▶ Given data
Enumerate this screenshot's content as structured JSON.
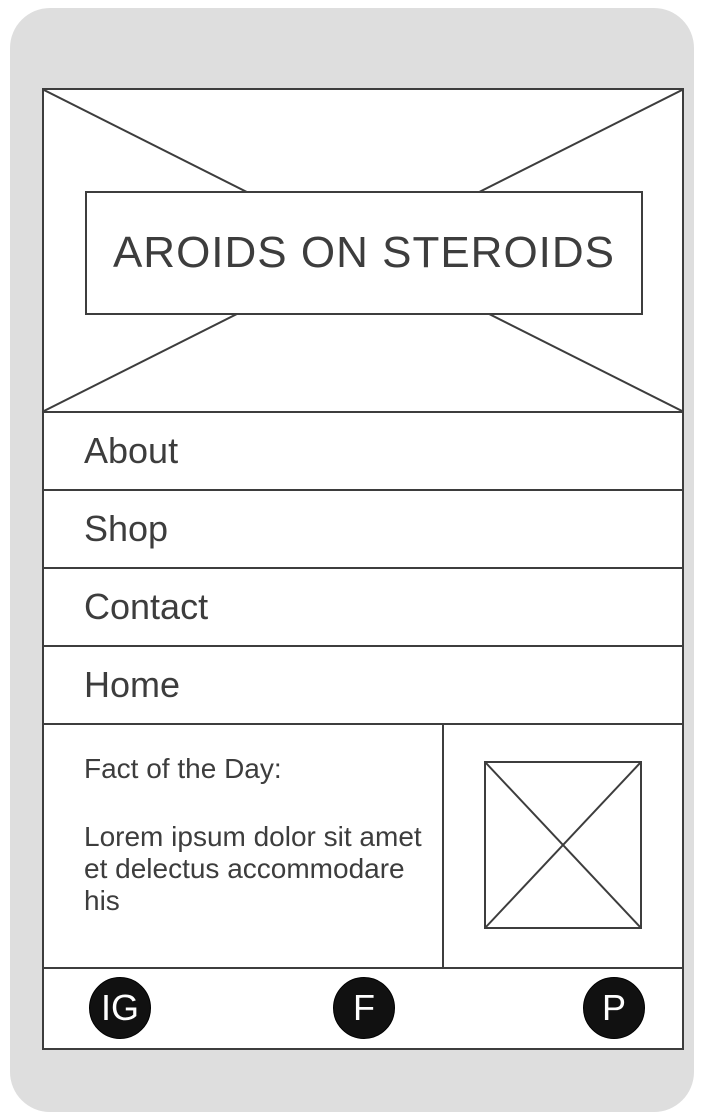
{
  "header": {
    "title": "AROIDS ON STEROIDS"
  },
  "nav": {
    "items": [
      {
        "label": "About"
      },
      {
        "label": "Shop"
      },
      {
        "label": "Contact"
      },
      {
        "label": "Home"
      }
    ]
  },
  "fact": {
    "title": "Fact of the Day:",
    "body": "Lorem ipsum dolor sit amet et delectus accommodare his"
  },
  "footer": {
    "social": [
      {
        "label": "IG",
        "icon": "instagram-icon"
      },
      {
        "label": "F",
        "icon": "facebook-icon"
      },
      {
        "label": "P",
        "icon": "pinterest-icon"
      }
    ]
  },
  "colors": {
    "device": "#dedede",
    "stroke": "#3d3d3d",
    "social": "#111111"
  }
}
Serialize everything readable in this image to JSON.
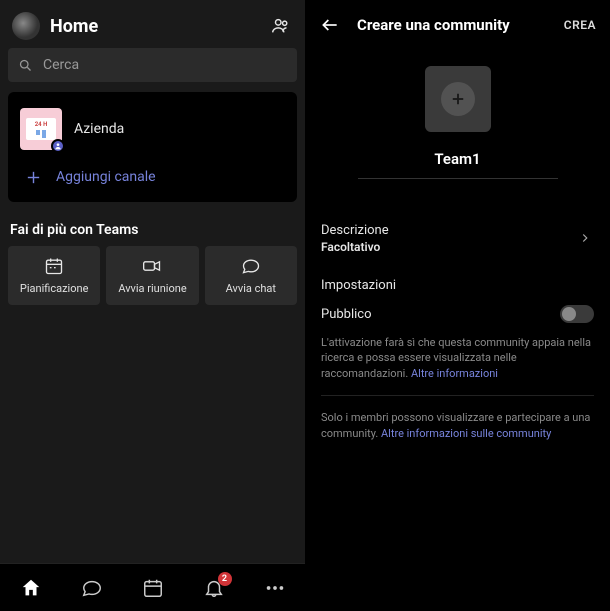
{
  "left": {
    "title": "Home",
    "search_placeholder": "Cerca",
    "channel": {
      "name": "Azienda",
      "thumb_text": "24 H"
    },
    "add_channel": "Aggiungi canale",
    "more_title": "Fai di più con Teams",
    "actions": {
      "schedule": "Pianificazione",
      "meeting": "Avvia riunione",
      "chat": "Avvia chat"
    },
    "nav_badge": "2"
  },
  "right": {
    "title": "Creare una community",
    "create": "CREA",
    "team_name": "Team1",
    "description": "Descrizione",
    "optional": "Facoltativo",
    "settings": "Impostazioni",
    "public": "Pubblico",
    "hint_prefix": "L'attivazione farà sì che questa community appaia nella ricerca e possa essere visualizzata nelle raccomandazioni. ",
    "hint_link": "Altre informazioni",
    "info_prefix": "Solo i membri possono visualizzare e partecipare a una community. ",
    "info_link": "Altre informazioni sulle community"
  }
}
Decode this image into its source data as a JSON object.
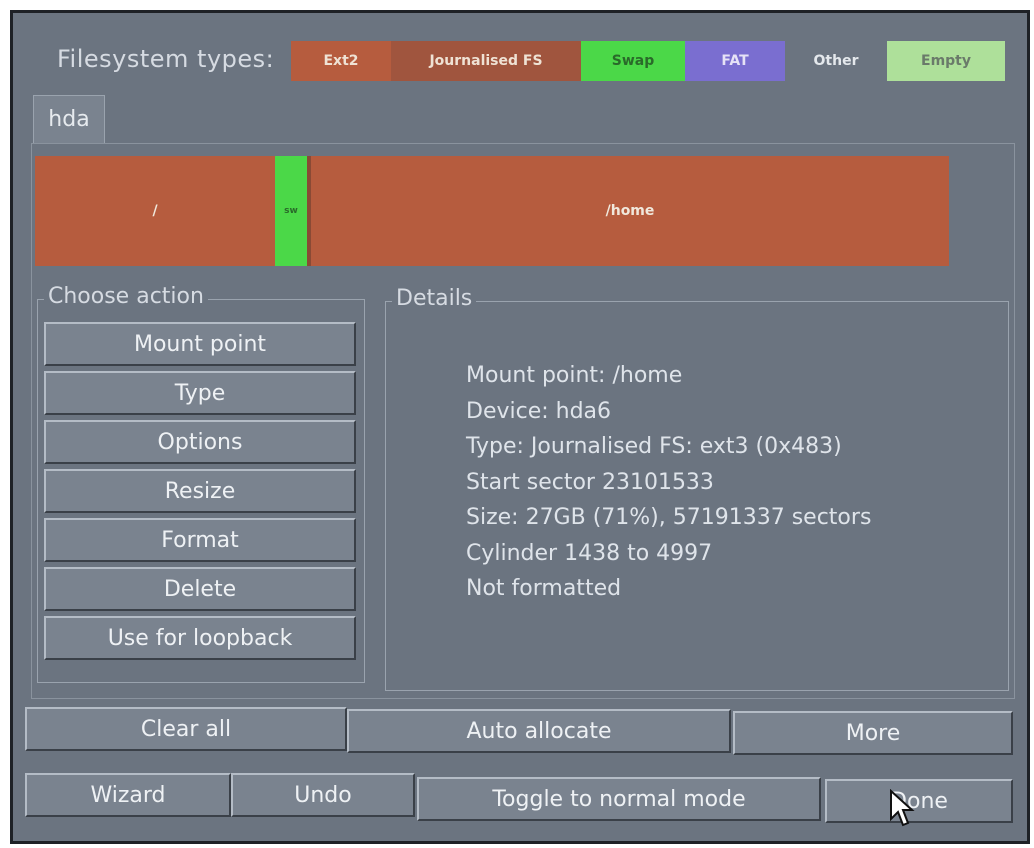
{
  "legend": {
    "title": "Filesystem types:",
    "items": [
      {
        "label": "Ext2",
        "color": "#b65c3e",
        "text_color": "#efe2d4"
      },
      {
        "label": "Journalised FS",
        "color": "#a0553e",
        "text_color": "#efe2d4"
      },
      {
        "label": "Swap",
        "color": "#4bd848",
        "text_color": "#2a6a2a"
      },
      {
        "label": "FAT",
        "color": "#7a6ed0",
        "text_color": "#e6e2f6"
      },
      {
        "label": "Other",
        "color": "#6b7480",
        "text_color": "#e4e8ec"
      },
      {
        "label": "Empty",
        "color": "#aee09a",
        "text_color": "#6a7a6a"
      }
    ]
  },
  "tab": {
    "label": "hda"
  },
  "partitions": [
    {
      "label": "/",
      "type": "Ext2"
    },
    {
      "label": "sw",
      "type": "Swap"
    },
    {
      "label": "/home",
      "type": "Journalised FS"
    }
  ],
  "actions": {
    "title": "Choose action",
    "buttons": [
      "Mount point",
      "Type",
      "Options",
      "Resize",
      "Format",
      "Delete",
      "Use for loopback"
    ]
  },
  "details": {
    "title": "Details",
    "lines": [
      "Mount point: /home",
      "Device: hda6",
      "Type: Journalised FS: ext3 (0x483)",
      "Start sector 23101533",
      "Size: 27GB (71%), 57191337 sectors",
      "Cylinder 1438 to 4997",
      "Not formatted"
    ]
  },
  "buttons_row1": {
    "clear_all": "Clear all",
    "auto_allocate": "Auto allocate",
    "more": "More"
  },
  "buttons_row2": {
    "wizard": "Wizard",
    "undo": "Undo",
    "toggle": "Toggle to normal mode",
    "done": "Done"
  }
}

▶ Given request
Exclude the images and reproduce the remaining data exactly.

▶ Exercise solution
Enumerate this screenshot's content as structured JSON.
{
  "header": {
    "title": "AROIDS ON STEROIDS"
  },
  "nav": {
    "items": [
      {
        "label": "About"
      },
      {
        "label": "Shop"
      },
      {
        "label": "Contact"
      },
      {
        "label": "Home"
      }
    ]
  },
  "fact": {
    "title": "Fact of the Day:",
    "body": "Lorem ipsum dolor sit amet et delectus accommodare his"
  },
  "footer": {
    "social": [
      {
        "label": "IG",
        "icon": "instagram-icon"
      },
      {
        "label": "F",
        "icon": "facebook-icon"
      },
      {
        "label": "P",
        "icon": "pinterest-icon"
      }
    ]
  },
  "colors": {
    "device": "#dedede",
    "stroke": "#3d3d3d",
    "social": "#111111"
  }
}
Serialize everything readable in this image to JSON.
{
  "left": {
    "title": "Home",
    "search_placeholder": "Cerca",
    "channel": {
      "name": "Azienda",
      "thumb_text": "24 H"
    },
    "add_channel": "Aggiungi canale",
    "more_title": "Fai di più con Teams",
    "actions": {
      "schedule": "Pianificazione",
      "meeting": "Avvia riunione",
      "chat": "Avvia chat"
    },
    "nav_badge": "2"
  },
  "right": {
    "title": "Creare una community",
    "create": "CREA",
    "team_name": "Team1",
    "description": "Descrizione",
    "optional": "Facoltativo",
    "settings": "Impostazioni",
    "public": "Pubblico",
    "hint_prefix": "L'attivazione farà sì che questa community appaia nella ricerca e possa essere visualizzata nelle raccomandazioni. ",
    "hint_link": "Altre informazioni",
    "info_prefix": "Solo i membri possono visualizzare e partecipare a una community. ",
    "info_link": "Altre informazioni sulle community"
  }
}
Decode this image into its source data as a JSON object.
{
  "legend": {
    "title": "Filesystem types:",
    "items": [
      {
        "label": "Ext2",
        "color": "#b65c3e",
        "text_color": "#efe2d4"
      },
      {
        "label": "Journalised FS",
        "color": "#a0553e",
        "text_color": "#efe2d4"
      },
      {
        "label": "Swap",
        "color": "#4bd848",
        "text_color": "#2a6a2a"
      },
      {
        "label": "FAT",
        "color": "#7a6ed0",
        "text_color": "#e6e2f6"
      },
      {
        "label": "Other",
        "color": "#6b7480",
        "text_color": "#e4e8ec"
      },
      {
        "label": "Empty",
        "color": "#aee09a",
        "text_color": "#6a7a6a"
      }
    ]
  },
  "tab": {
    "label": "hda"
  },
  "partitions": [
    {
      "label": "/",
      "type": "Ext2"
    },
    {
      "label": "sw",
      "type": "Swap"
    },
    {
      "label": "/home",
      "type": "Journalised FS"
    }
  ],
  "actions": {
    "title": "Choose action",
    "buttons": [
      "Mount point",
      "Type",
      "Options",
      "Resize",
      "Format",
      "Delete",
      "Use for loopback"
    ]
  },
  "details": {
    "title": "Details",
    "lines": [
      "Mount point: /home",
      "Device: hda6",
      "Type: Journalised FS: ext3 (0x483)",
      "Start sector 23101533",
      "Size: 27GB (71%), 57191337 sectors",
      "Cylinder 1438 to 4997",
      "Not formatted"
    ]
  },
  "buttons_row1": {
    "clear_all": "Clear all",
    "auto_allocate": "Auto allocate",
    "more": "More"
  },
  "buttons_row2": {
    "wizard": "Wizard",
    "undo": "Undo",
    "toggle": "Toggle to normal mode",
    "done": "Done"
  }
}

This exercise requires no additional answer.